## START Entries shown
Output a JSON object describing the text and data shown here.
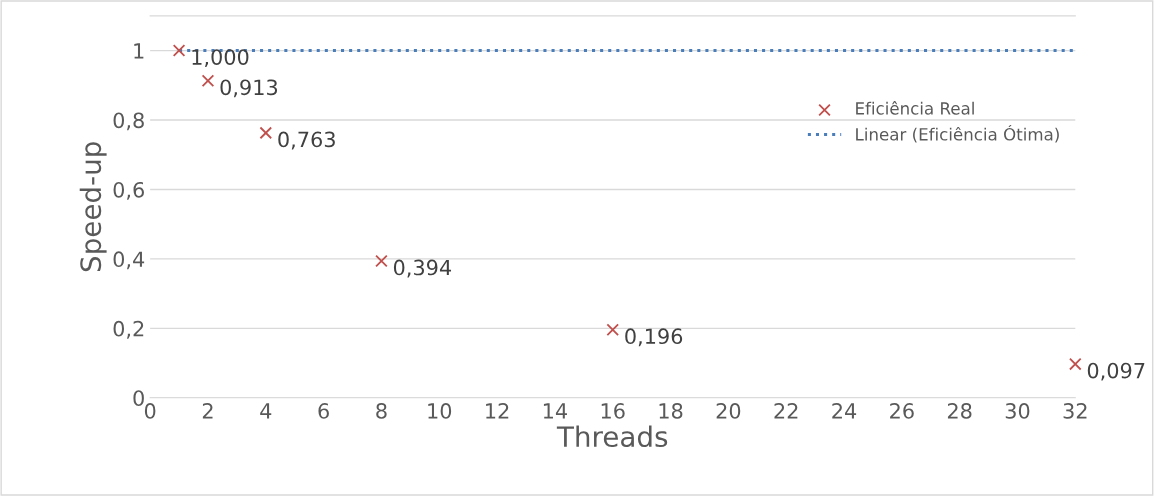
{
  "chart_data": {
    "type": "scatter",
    "xlabel": "Threads",
    "ylabel": "Speed-up",
    "series": [
      {
        "name": "Eficiência Real",
        "color": "#c0504d",
        "marker": "cross",
        "x": [
          1,
          2,
          4,
          8,
          16,
          32
        ],
        "values": [
          1,
          0.913,
          0.763,
          0.394,
          0.196,
          0.097
        ],
        "value_labels": [
          "1,000",
          "0,913",
          "0,763",
          "0,394",
          "0,196",
          "0,097"
        ]
      },
      {
        "name": "Linear (Eficiência Ótima)",
        "type": "line",
        "color": "#4a7ebb",
        "line_style": "dotted",
        "marker": "none",
        "x": [
          1,
          32
        ],
        "values": [
          1,
          1
        ]
      }
    ],
    "xlim": [
      0,
      32
    ],
    "xticks": [
      0,
      2,
      4,
      6,
      8,
      10,
      12,
      14,
      16,
      18,
      20,
      22,
      24,
      26,
      28,
      30,
      32
    ],
    "ylim": [
      0,
      1.1
    ],
    "yticks": [
      0,
      {
        "value": 0.2,
        "label": "0,2"
      },
      {
        "value": 0.4,
        "label": "0,4"
      },
      {
        "value": 0.6,
        "label": "0,6"
      },
      {
        "value": 0.8,
        "label": "0,8"
      },
      1
    ],
    "grid": "y",
    "legend": "right"
  }
}
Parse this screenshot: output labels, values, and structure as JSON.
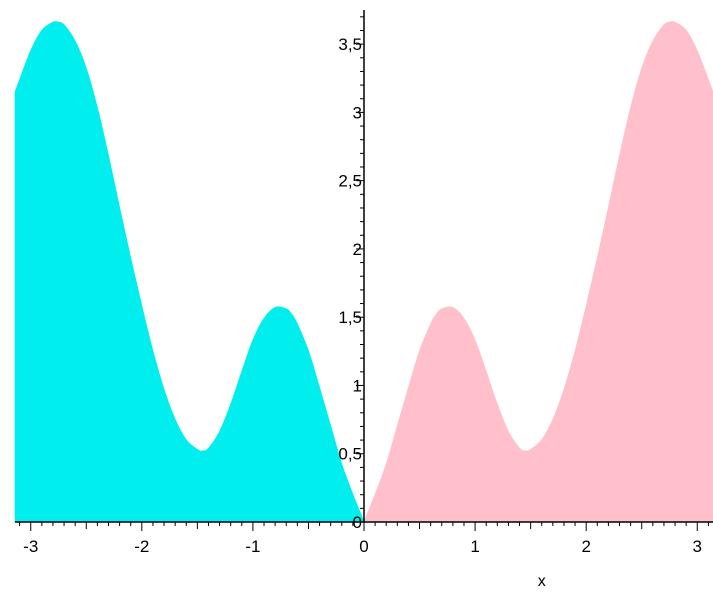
## END Entries shown
- [Task description]: Filter out all lines lacking the word "name" and copy the rest.

- [Exercise output]:
        "name": "Eficiência Real",
        "name": "Linear (Eficiência Ótima)",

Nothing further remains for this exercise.